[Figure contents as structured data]
• • •

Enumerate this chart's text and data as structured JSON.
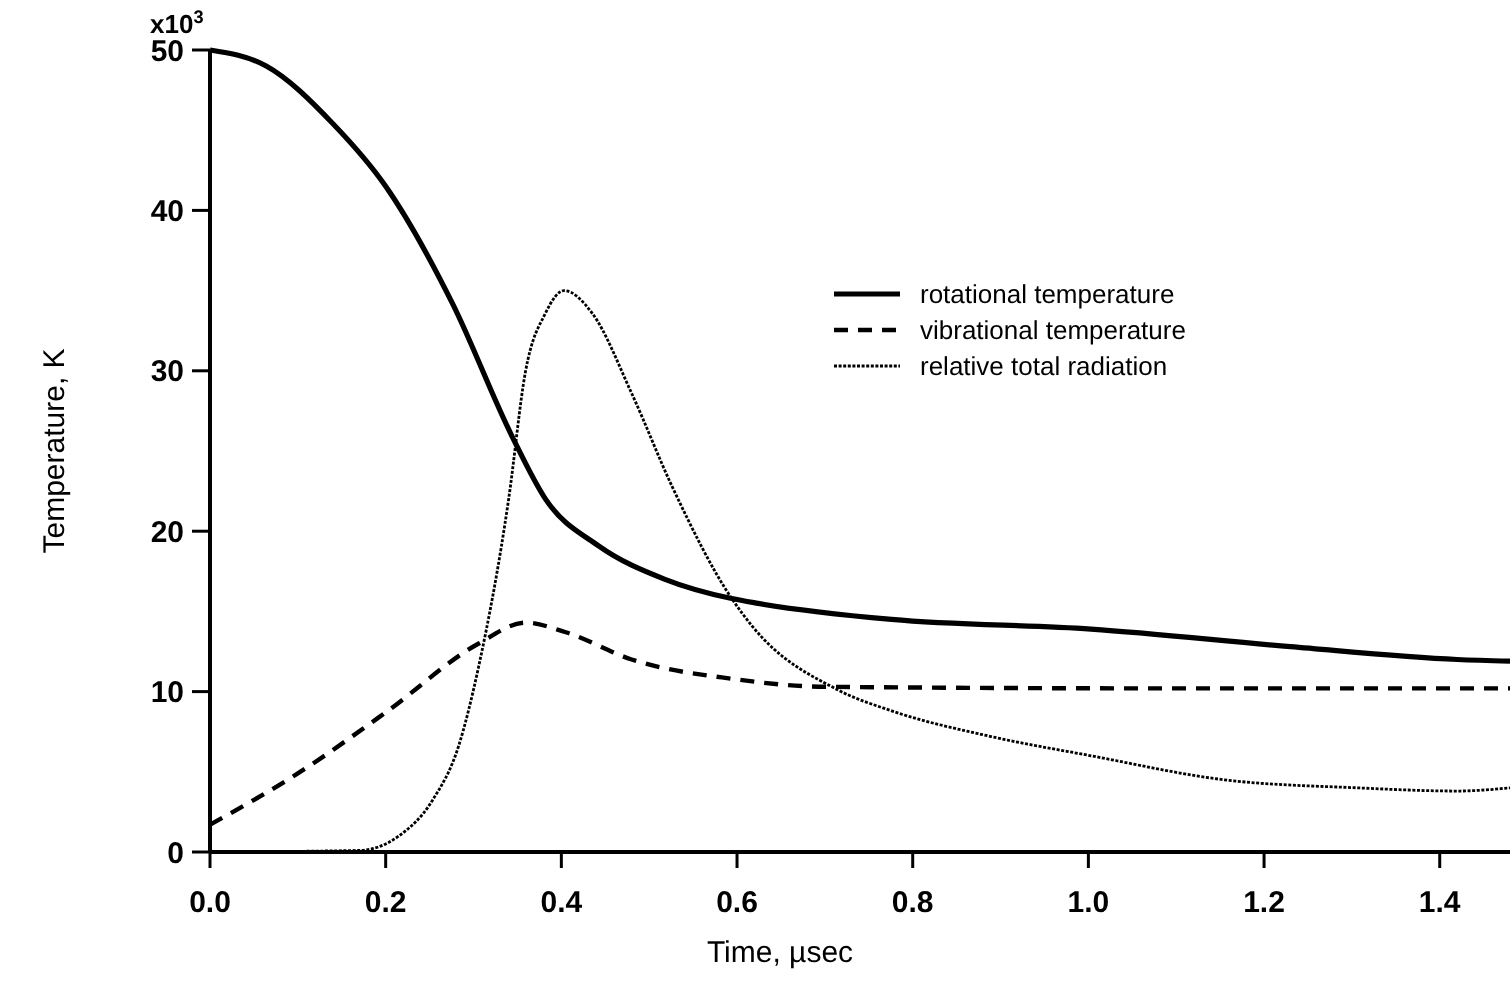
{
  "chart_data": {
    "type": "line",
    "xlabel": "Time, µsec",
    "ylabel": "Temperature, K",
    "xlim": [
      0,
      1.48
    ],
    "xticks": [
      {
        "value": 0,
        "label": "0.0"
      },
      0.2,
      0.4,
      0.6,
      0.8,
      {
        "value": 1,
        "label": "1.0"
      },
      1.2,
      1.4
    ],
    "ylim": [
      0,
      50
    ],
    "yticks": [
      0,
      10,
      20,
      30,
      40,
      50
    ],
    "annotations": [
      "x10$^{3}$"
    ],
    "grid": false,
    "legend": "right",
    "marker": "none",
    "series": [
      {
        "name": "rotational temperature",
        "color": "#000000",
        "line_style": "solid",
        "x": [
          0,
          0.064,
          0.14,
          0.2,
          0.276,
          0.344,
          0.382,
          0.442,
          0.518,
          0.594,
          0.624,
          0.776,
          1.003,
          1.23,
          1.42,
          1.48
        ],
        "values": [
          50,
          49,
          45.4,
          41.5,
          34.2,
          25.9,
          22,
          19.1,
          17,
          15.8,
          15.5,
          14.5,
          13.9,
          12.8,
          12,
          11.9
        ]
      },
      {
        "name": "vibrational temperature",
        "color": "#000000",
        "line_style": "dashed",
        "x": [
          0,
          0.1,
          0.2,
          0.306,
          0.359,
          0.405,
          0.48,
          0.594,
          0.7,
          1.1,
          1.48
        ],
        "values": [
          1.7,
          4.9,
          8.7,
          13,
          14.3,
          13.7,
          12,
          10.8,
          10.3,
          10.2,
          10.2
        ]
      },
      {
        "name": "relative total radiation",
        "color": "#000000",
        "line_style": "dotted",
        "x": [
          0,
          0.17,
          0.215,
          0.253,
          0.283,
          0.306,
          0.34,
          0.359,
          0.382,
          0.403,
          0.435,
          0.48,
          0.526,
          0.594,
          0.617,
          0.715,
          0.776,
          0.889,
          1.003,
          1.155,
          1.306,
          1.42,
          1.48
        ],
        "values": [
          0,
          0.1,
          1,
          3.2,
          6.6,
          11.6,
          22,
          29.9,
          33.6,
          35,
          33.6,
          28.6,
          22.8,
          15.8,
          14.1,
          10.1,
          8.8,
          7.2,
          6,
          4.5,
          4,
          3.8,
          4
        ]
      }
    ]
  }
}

• • •

### Problem details
Write out the material above once more, exactly as it reads, with no pictures.

### Written solution
Enumerate this chart's text and data as structured JSON.
{
  "chart_data": {
    "type": "line",
    "xlabel": "Time, µsec",
    "ylabel": "Temperature, K",
    "xlim": [
      0,
      1.48
    ],
    "xticks": [
      {
        "value": 0,
        "label": "0.0"
      },
      0.2,
      0.4,
      0.6,
      0.8,
      {
        "value": 1,
        "label": "1.0"
      },
      1.2,
      1.4
    ],
    "ylim": [
      0,
      50
    ],
    "yticks": [
      0,
      10,
      20,
      30,
      40,
      50
    ],
    "annotations": [
      "x10$^{3}$"
    ],
    "grid": false,
    "legend": "right",
    "marker": "none",
    "series": [
      {
        "name": "rotational temperature",
        "color": "#000000",
        "line_style": "solid",
        "x": [
          0,
          0.064,
          0.14,
          0.2,
          0.276,
          0.344,
          0.382,
          0.442,
          0.518,
          0.594,
          0.624,
          0.776,
          1.003,
          1.23,
          1.42,
          1.48
        ],
        "values": [
          50,
          49,
          45.4,
          41.5,
          34.2,
          25.9,
          22,
          19.1,
          17,
          15.8,
          15.5,
          14.5,
          13.9,
          12.8,
          12,
          11.9
        ]
      },
      {
        "name": "vibrational temperature",
        "color": "#000000",
        "line_style": "dashed",
        "x": [
          0,
          0.1,
          0.2,
          0.306,
          0.359,
          0.405,
          0.48,
          0.594,
          0.7,
          1.1,
          1.48
        ],
        "values": [
          1.7,
          4.9,
          8.7,
          13,
          14.3,
          13.7,
          12,
          10.8,
          10.3,
          10.2,
          10.2
        ]
      },
      {
        "name": "relative total radiation",
        "color": "#000000",
        "line_style": "dotted",
        "x": [
          0,
          0.17,
          0.215,
          0.253,
          0.283,
          0.306,
          0.34,
          0.359,
          0.382,
          0.403,
          0.435,
          0.48,
          0.526,
          0.594,
          0.617,
          0.715,
          0.776,
          0.889,
          1.003,
          1.155,
          1.306,
          1.42,
          1.48
        ],
        "values": [
          0,
          0.1,
          1,
          3.2,
          6.6,
          11.6,
          22,
          29.9,
          33.6,
          35,
          33.6,
          28.6,
          22.8,
          15.8,
          14.1,
          10.1,
          8.8,
          7.2,
          6,
          4.5,
          4,
          3.8,
          4
        ]
      }
    ]
  }
}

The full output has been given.